• _Work required_
Copy each line of the data below exactly, leaving out pictures.
— start Data for the task —
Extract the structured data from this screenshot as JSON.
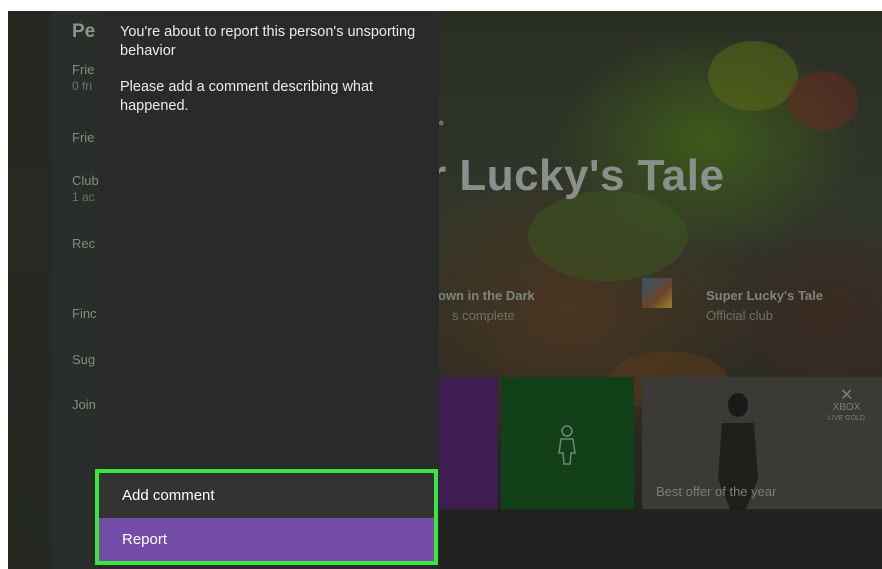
{
  "people_panel": {
    "title": "Pe",
    "friends_label": "Frie",
    "friends_count": "0 fri",
    "friends2_label": "Frie",
    "clubs_label": "Club",
    "clubs_count": "1 ac",
    "recent_label": "Rec",
    "find_label": "Finc",
    "suggested_label": "Sug",
    "join_label": "Join"
  },
  "background": {
    "game_title": "er Lucky's Tale",
    "activity_title": "own in the Dark",
    "activity_sub": "s complete",
    "club_title": "Super Lucky's Tale",
    "club_sub": "Official club",
    "xbox_logo_text": "XBOX",
    "xbox_logo_sub": "LIVE GOLD",
    "offer_text": "Best offer of the year"
  },
  "dialog": {
    "heading": "You're about to report this person's unsporting behavior",
    "body": "Please add a comment describing what happened.",
    "add_comment_label": "Add comment",
    "report_label": "Report"
  },
  "colors": {
    "accent_purple": "#744da9",
    "highlight_green": "#3fe43f",
    "dialog_bg": "#2a2a2a"
  }
}
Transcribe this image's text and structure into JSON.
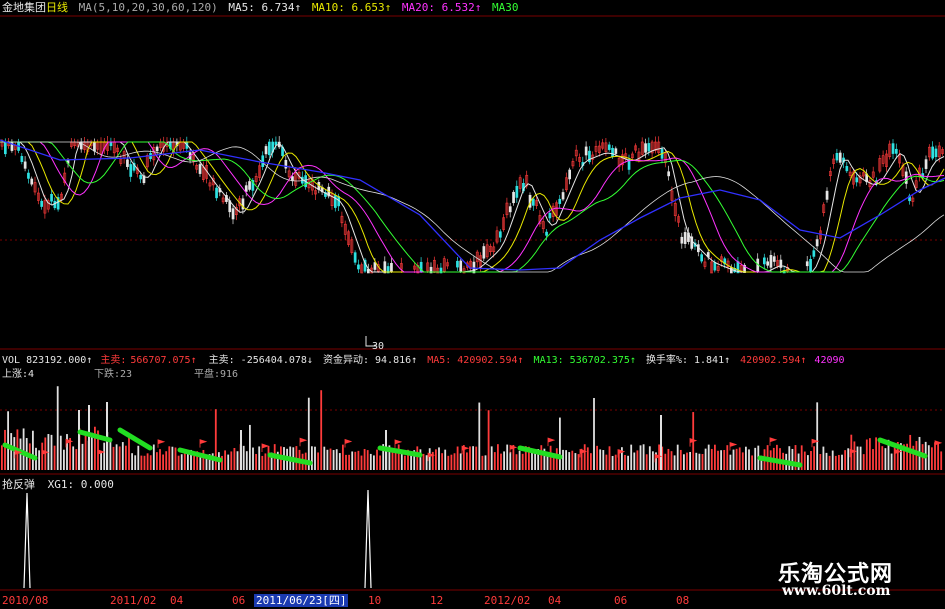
{
  "colors": {
    "bg": "#000000",
    "up": "#ff3b3b",
    "down": "#2ee2e2",
    "white": "#e6e6e6",
    "yellow": "#e8e800",
    "magenta": "#ff33ff",
    "green": "#33ff33",
    "blue": "#3030ff",
    "grid_red": "#7a0000",
    "vol_green": "#22dd22"
  },
  "price_header": {
    "stock": "金地集团",
    "period": "日线",
    "ma_params": "MA(5,10,20,30,60,120)",
    "ma5": "MA5: 6.734↑",
    "ma10": "MA10: 6.653↑",
    "ma20": "MA20: 6.532↑",
    "ma30": "MA30"
  },
  "marker": "30",
  "vol_header": {
    "vol": "VOL 823192.000↑",
    "zhumai": "主买: 566707.075↑",
    "zhumai_short": "主卖:",
    "zhumai_val": "566707.075↑",
    "zhu": "主卖: -256404.078↓",
    "fund": "资金异动: 94.816↑",
    "ma5": "MA5: 420902.594↑",
    "ma13": "MA13: 536702.375↑",
    "turnover": "换手率%: 1.841↑",
    "last": "420902.594↑",
    "last2": "42090"
  },
  "breadth": {
    "up": "上涨:4",
    "down": "下跌:23",
    "flat": "平盘:916"
  },
  "indicator_header": {
    "name": "抢反弹",
    "xg": "XG1: 0.000"
  },
  "dates": {
    "d1": "2010/08",
    "d2": "2011/02",
    "d3": "04",
    "d4": "06",
    "selected": "2011/06/23[四]",
    "d5": "10",
    "d6": "12",
    "d7": "2012/02",
    "d8": "04",
    "d9": "06",
    "d10": "08"
  },
  "watermark": {
    "name": "乐淘公式网",
    "url": "www.60lt.com"
  }
}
— end Data for the task —
• _Reply_
Extract the structured data from this screenshot as JSON.
{
  "people_panel": {
    "title": "Pe",
    "friends_label": "Frie",
    "friends_count": "0 fri",
    "friends2_label": "Frie",
    "clubs_label": "Club",
    "clubs_count": "1 ac",
    "recent_label": "Rec",
    "find_label": "Finc",
    "suggested_label": "Sug",
    "join_label": "Join"
  },
  "background": {
    "game_title": "er Lucky's Tale",
    "activity_title": "own in the Dark",
    "activity_sub": "s complete",
    "club_title": "Super Lucky's Tale",
    "club_sub": "Official club",
    "xbox_logo_text": "XBOX",
    "xbox_logo_sub": "LIVE GOLD",
    "offer_text": "Best offer of the year"
  },
  "dialog": {
    "heading": "You're about to report this person's unsporting behavior",
    "body": "Please add a comment describing what happened.",
    "add_comment_label": "Add comment",
    "report_label": "Report"
  },
  "colors": {
    "accent_purple": "#744da9",
    "highlight_green": "#3fe43f",
    "dialog_bg": "#2a2a2a"
  }
}
Transcribe this image's text and structure into JSON.
{
  "colors": {
    "bg": "#000000",
    "up": "#ff3b3b",
    "down": "#2ee2e2",
    "white": "#e6e6e6",
    "yellow": "#e8e800",
    "magenta": "#ff33ff",
    "green": "#33ff33",
    "blue": "#3030ff",
    "grid_red": "#7a0000",
    "vol_green": "#22dd22"
  },
  "price_header": {
    "stock": "金地集团",
    "period": "日线",
    "ma_params": "MA(5,10,20,30,60,120)",
    "ma5": "MA5: 6.734↑",
    "ma10": "MA10: 6.653↑",
    "ma20": "MA20: 6.532↑",
    "ma30": "MA30"
  },
  "marker": "30",
  "vol_header": {
    "vol": "VOL 823192.000↑",
    "zhumai": "主买: 566707.075↑",
    "zhumai_short": "主卖:",
    "zhumai_val": "566707.075↑",
    "zhu": "主卖: -256404.078↓",
    "fund": "资金异动: 94.816↑",
    "ma5": "MA5: 420902.594↑",
    "ma13": "MA13: 536702.375↑",
    "turnover": "换手率%: 1.841↑",
    "last": "420902.594↑",
    "last2": "42090"
  },
  "breadth": {
    "up": "上涨:4",
    "down": "下跌:23",
    "flat": "平盘:916"
  },
  "indicator_header": {
    "name": "抢反弹",
    "xg": "XG1: 0.000"
  },
  "dates": {
    "d1": "2010/08",
    "d2": "2011/02",
    "d3": "04",
    "d4": "06",
    "selected": "2011/06/23[四]",
    "d5": "10",
    "d6": "12",
    "d7": "2012/02",
    "d8": "04",
    "d9": "06",
    "d10": "08"
  },
  "watermark": {
    "name": "乐淘公式网",
    "url": "www.60lt.com"
  }
}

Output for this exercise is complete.